- _GIVEN ENTRIES_
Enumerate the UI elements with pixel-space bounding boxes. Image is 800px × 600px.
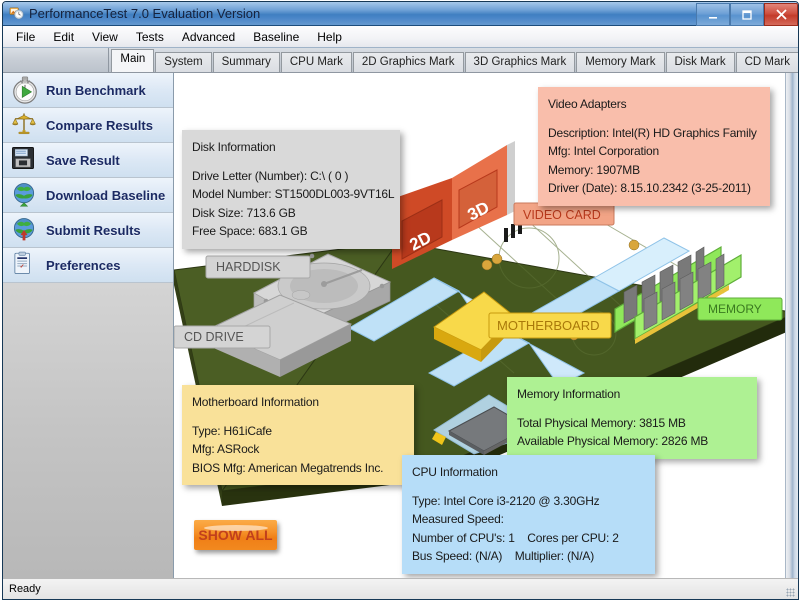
svg-text:✓: ✓ — [20, 264, 25, 270]
svg-text:VIDEO CARD: VIDEO CARD — [523, 208, 601, 222]
svg-text:MOTHERBOARD: MOTHERBOARD — [497, 318, 600, 333]
svg-text:HARDDISK: HARDDISK — [216, 260, 281, 274]
svg-text:CD DRIVE: CD DRIVE — [184, 330, 244, 344]
svg-text:MEMORY: MEMORY — [708, 302, 762, 316]
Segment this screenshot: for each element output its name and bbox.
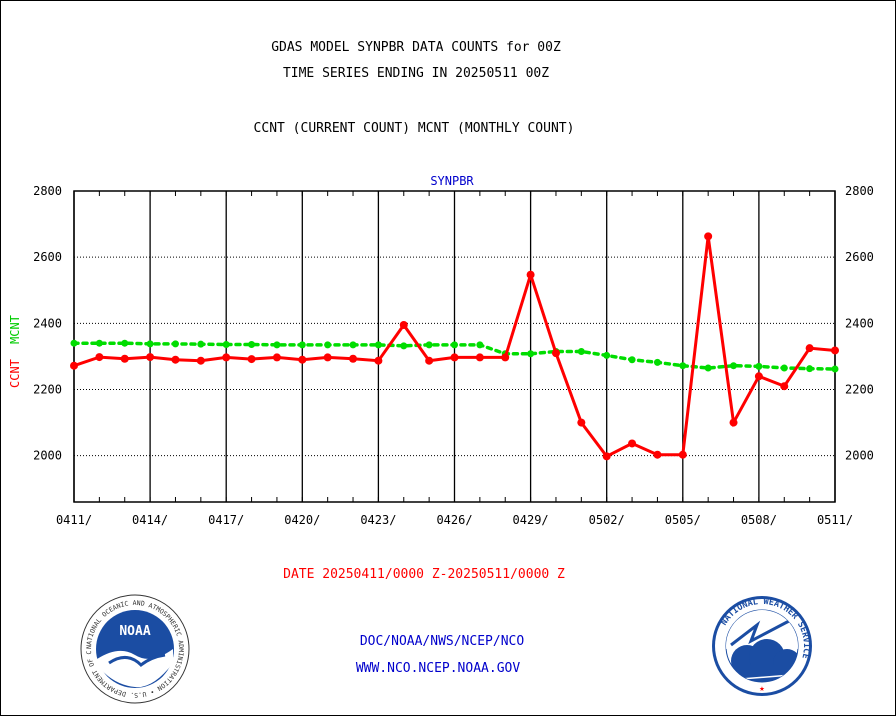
chart-subtitle: CCNT (CURRENT COUNT) MCNT (MONTHLY COUNT… — [253, 121, 575, 136]
x-tick-label: 0502/ — [589, 513, 625, 527]
date-range: DATE 20250411/0000 Z-20250511/0000 Z — [283, 567, 565, 582]
mcnt-point — [324, 341, 332, 349]
y-tick-label-left: 2000 — [33, 449, 62, 463]
mcnt-point — [806, 365, 814, 373]
axis-layer: 2000 2000 2200 2200 2400 2400 2600 2600 2800 2800… — [33, 184, 874, 527]
mcnt-point — [451, 341, 458, 349]
y-tick-label-right: 2200 — [845, 383, 874, 397]
nws-star-icon: ★ — [759, 684, 765, 694]
mcnt-point — [755, 362, 763, 370]
mcnt-point — [476, 341, 484, 349]
series-layer — [70, 232, 839, 461]
mcnt-point — [704, 364, 712, 372]
mcnt-point — [603, 351, 611, 359]
mcnt-point — [146, 340, 154, 348]
grid-layer — [73, 191, 836, 502]
mcnt-point — [400, 342, 408, 350]
ccnt-point — [374, 356, 383, 365]
chart-title-line1: GDAS MODEL SYNPBR DATA COUNTS for 00Z — [271, 40, 561, 55]
mcnt-point — [171, 340, 179, 348]
ccnt-point — [805, 344, 814, 353]
ccnt-point — [272, 353, 281, 362]
org-path-link[interactable]: DOC/NOAA/NWS/NCEP/NCO — [359, 634, 525, 649]
ccnt-point — [678, 450, 687, 459]
mcnt-point — [577, 347, 585, 355]
ccnt-point — [501, 353, 510, 362]
ccnt-point — [222, 353, 231, 362]
ccnt-point — [831, 346, 839, 355]
y-tick-label-right: 2000 — [845, 449, 874, 463]
x-tick-label: 0420/ — [284, 513, 320, 527]
mcnt-point — [628, 356, 636, 364]
x-tick-label: 0426/ — [436, 513, 472, 527]
mcnt-point — [222, 341, 230, 349]
x-tick-label: 0417/ — [208, 513, 244, 527]
mcnt-point — [679, 362, 687, 370]
ccnt-point — [704, 232, 713, 241]
ccnt-point — [754, 372, 763, 381]
noaa-logo-text: NOAA — [119, 624, 150, 639]
ccnt-point — [526, 270, 535, 279]
ccnt-point — [551, 349, 560, 358]
ccnt-point — [577, 418, 586, 427]
ccnt-point — [602, 452, 611, 461]
x-tick-label: 0414/ — [132, 513, 168, 527]
y-tick-label-left: 2800 — [33, 184, 62, 198]
ccnt-point — [120, 354, 129, 363]
ccnt-point — [729, 418, 738, 427]
ccnt-point — [425, 356, 434, 365]
x-tick-label: 0423/ — [360, 513, 396, 527]
y-axis-label-mcnt: MCNT — [8, 315, 22, 344]
mcnt-point — [425, 341, 433, 349]
x-tick-label: 0511/ — [817, 513, 853, 527]
ccnt-point — [146, 353, 155, 362]
ccnt-point — [171, 355, 180, 364]
dataset-label: SYNPBR — [430, 174, 474, 188]
mcnt-point — [70, 339, 78, 347]
ccnt-point — [298, 355, 307, 364]
ccnt-point — [653, 450, 662, 459]
y-tick-label-left: 2600 — [33, 250, 62, 264]
x-tick-label: 0411/ — [56, 513, 92, 527]
mcnt-point — [527, 350, 535, 358]
x-tick-label: 0429/ — [513, 513, 549, 527]
mcnt-point — [273, 341, 281, 349]
ccnt-point — [450, 353, 459, 362]
ccnt-point — [349, 354, 358, 363]
ccnt-point — [247, 355, 256, 364]
chart-plot: SYNPBR CCNT MCNT 2000 2000 2200 2200 2400 240… — [8, 174, 874, 527]
y-tick-label-right: 2600 — [845, 250, 874, 264]
ccnt-point — [95, 353, 104, 362]
ccnt-point — [196, 356, 205, 365]
mcnt-point — [197, 340, 205, 348]
mcnt-point — [121, 339, 129, 347]
x-tick-label: 0505/ — [665, 513, 701, 527]
y-axis-label-ccnt: CCNT — [8, 359, 22, 388]
ccnt-point — [475, 353, 484, 362]
noaa-logo: NOAA NATIONAL OCEANIC AND ATMOSPHERIC AD… — [79, 593, 190, 704]
ccnt-point — [323, 353, 332, 362]
ccnt-point — [780, 382, 789, 391]
y-tick-label-left: 2400 — [33, 316, 62, 330]
ccnt-point — [628, 439, 637, 448]
mcnt-point — [374, 341, 382, 349]
mcnt-point — [95, 339, 103, 347]
y-tick-label-right: 2800 — [845, 184, 874, 198]
x-tick-label: 0508/ — [741, 513, 777, 527]
mcnt-point — [780, 364, 788, 372]
mcnt-point — [730, 362, 738, 370]
mcnt-point — [653, 358, 661, 366]
mcnt-point — [349, 341, 357, 349]
mcnt-point — [248, 341, 256, 349]
ccnt-point — [70, 361, 78, 370]
y-tick-label-right: 2400 — [845, 316, 874, 330]
mcnt-point — [831, 365, 839, 373]
website-link[interactable]: WWW.NCO.NCEP.NOAA.GOV — [355, 661, 521, 676]
chart-title-line2: TIME SERIES ENDING IN 20250511 00Z — [282, 66, 550, 81]
ccnt-point — [399, 320, 408, 329]
nws-logo: NATIONAL WEATHER SERVICE ★ — [712, 596, 812, 696]
y-tick-label-left: 2200 — [33, 383, 62, 397]
mcnt-point — [298, 341, 306, 349]
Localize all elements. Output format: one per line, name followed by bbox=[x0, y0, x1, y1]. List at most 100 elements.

- _GOAL_
Reproduce all of the data above with every "mcnt-point" renamed to "monthly-count-point", changing nothing else and omitting the pictures.

- _WRITTEN RESPONSE_
Enumerate the UI elements with pixel-space bounding boxes. Image is 800px × 600px.
svg-text:✓: ✓ — [20, 264, 25, 270]
svg-text:VIDEO CARD: VIDEO CARD — [523, 208, 601, 222]
svg-text:MOTHERBOARD: MOTHERBOARD — [497, 318, 600, 333]
svg-text:HARDDISK: HARDDISK — [216, 260, 281, 274]
svg-text:CD DRIVE: CD DRIVE — [184, 330, 244, 344]
svg-text:MEMORY: MEMORY — [708, 302, 762, 316]
Segment this screenshot: for each element output its name and bbox.
chart-subtitle: CCNT (CURRENT COUNT) MCNT (MONTHLY COUNT… — [253, 121, 575, 136]
x-tick-label: 0502/ — [589, 513, 625, 527]
date-range: DATE 20250411/0000 Z-20250511/0000 Z — [283, 567, 565, 582]
monthly-count-point — [324, 341, 332, 349]
y-tick-label-left: 2000 — [33, 449, 62, 463]
monthly-count-point — [806, 365, 814, 373]
axis-layer: 2000 2000 2200 2200 2400 2400 2600 2600 2800 2800… — [33, 184, 874, 527]
monthly-count-point — [451, 341, 458, 349]
y-tick-label-right: 2200 — [845, 383, 874, 397]
nws-star-icon: ★ — [759, 684, 765, 694]
monthly-count-point — [755, 362, 763, 370]
monthly-count-point — [476, 341, 484, 349]
series-layer — [70, 232, 839, 461]
monthly-count-point — [704, 364, 712, 372]
monthly-count-point — [603, 351, 611, 359]
monthly-count-point — [146, 340, 154, 348]
grid-layer — [73, 191, 836, 502]
monthly-count-point — [400, 342, 408, 350]
ccnt-point — [374, 356, 383, 365]
chart-title-line1: GDAS MODEL SYNPBR DATA COUNTS for 00Z — [271, 40, 561, 55]
monthly-count-point — [171, 340, 179, 348]
ccnt-point — [805, 344, 814, 353]
ccnt-point — [272, 353, 281, 362]
org-path-link[interactable]: DOC/NOAA/NWS/NCEP/NCO — [359, 634, 525, 649]
ccnt-point — [678, 450, 687, 459]
monthly-count-point — [577, 347, 585, 355]
ccnt-point — [501, 353, 510, 362]
ccnt-point — [222, 353, 231, 362]
ccnt-point — [831, 346, 839, 355]
y-tick-label-right: 2000 — [845, 449, 874, 463]
x-tick-label: 0420/ — [284, 513, 320, 527]
monthly-count-point — [628, 356, 636, 364]
x-tick-label: 0426/ — [436, 513, 472, 527]
monthly-count-point — [222, 341, 230, 349]
x-tick-label: 0417/ — [208, 513, 244, 527]
monthly-count-point — [679, 362, 687, 370]
ccnt-point — [704, 232, 713, 241]
ccnt-point — [754, 372, 763, 381]
noaa-logo-text: NOAA — [119, 624, 150, 639]
ccnt-point — [526, 270, 535, 279]
ccnt-point — [551, 349, 560, 358]
ccnt-point — [577, 418, 586, 427]
ccnt-point — [602, 452, 611, 461]
x-tick-label: 0414/ — [132, 513, 168, 527]
y-tick-label-left: 2800 — [33, 184, 62, 198]
ccnt-point — [120, 354, 129, 363]
ccnt-point — [729, 418, 738, 427]
ccnt-point — [425, 356, 434, 365]
x-tick-label: 0423/ — [360, 513, 396, 527]
y-axis-label-mcnt: MCNT — [8, 315, 22, 344]
monthly-count-point — [425, 341, 433, 349]
x-tick-label: 0511/ — [817, 513, 853, 527]
ccnt-point — [146, 353, 155, 362]
ccnt-point — [171, 355, 180, 364]
dataset-label: SYNPBR — [430, 174, 474, 188]
monthly-count-point — [70, 339, 78, 347]
ccnt-point — [298, 355, 307, 364]
ccnt-point — [653, 450, 662, 459]
y-tick-label-left: 2600 — [33, 250, 62, 264]
x-tick-label: 0411/ — [56, 513, 92, 527]
monthly-count-point — [527, 350, 535, 358]
x-tick-label: 0429/ — [513, 513, 549, 527]
monthly-count-point — [273, 341, 281, 349]
ccnt-point — [450, 353, 459, 362]
ccnt-point — [349, 354, 358, 363]
ccnt-point — [247, 355, 256, 364]
chart-plot: SYNPBR CCNT MCNT 2000 2000 2200 2200 2400 240… — [8, 174, 874, 527]
y-tick-label-right: 2600 — [845, 250, 874, 264]
ccnt-point — [95, 353, 104, 362]
ccnt-point — [196, 356, 205, 365]
monthly-count-point — [197, 340, 205, 348]
monthly-count-point — [121, 339, 129, 347]
x-tick-label: 0505/ — [665, 513, 701, 527]
y-axis-label-ccnt: CCNT — [8, 359, 22, 388]
ccnt-point — [475, 353, 484, 362]
noaa-logo: NOAA NATIONAL OCEANIC AND ATMOSPHERIC AD… — [79, 593, 190, 704]
ccnt-point — [323, 353, 332, 362]
ccnt-point — [780, 382, 789, 391]
y-tick-label-left: 2400 — [33, 316, 62, 330]
ccnt-point — [628, 439, 637, 448]
monthly-count-point — [374, 341, 382, 349]
monthly-count-point — [95, 339, 103, 347]
y-tick-label-right: 2800 — [845, 184, 874, 198]
x-tick-label: 0508/ — [741, 513, 777, 527]
monthly-count-point — [780, 364, 788, 372]
monthly-count-point — [730, 362, 738, 370]
monthly-count-point — [653, 358, 661, 366]
monthly-count-point — [349, 341, 357, 349]
monthly-count-point — [248, 341, 256, 349]
ccnt-point — [70, 361, 78, 370]
y-tick-label-right: 2400 — [845, 316, 874, 330]
monthly-count-point — [831, 365, 839, 373]
website-link[interactable]: WWW.NCO.NCEP.NOAA.GOV — [355, 661, 521, 676]
chart-title-line2: TIME SERIES ENDING IN 20250511 00Z — [282, 66, 550, 81]
ccnt-point — [399, 320, 408, 329]
nws-logo: NATIONAL WEATHER SERVICE ★ — [712, 596, 812, 696]
y-tick-label-left: 2200 — [33, 383, 62, 397]
monthly-count-point — [298, 341, 306, 349]
Localize all elements. Output format: one per line, name followed by bbox=[x0, y0, x1, y1]. List at most 100 elements.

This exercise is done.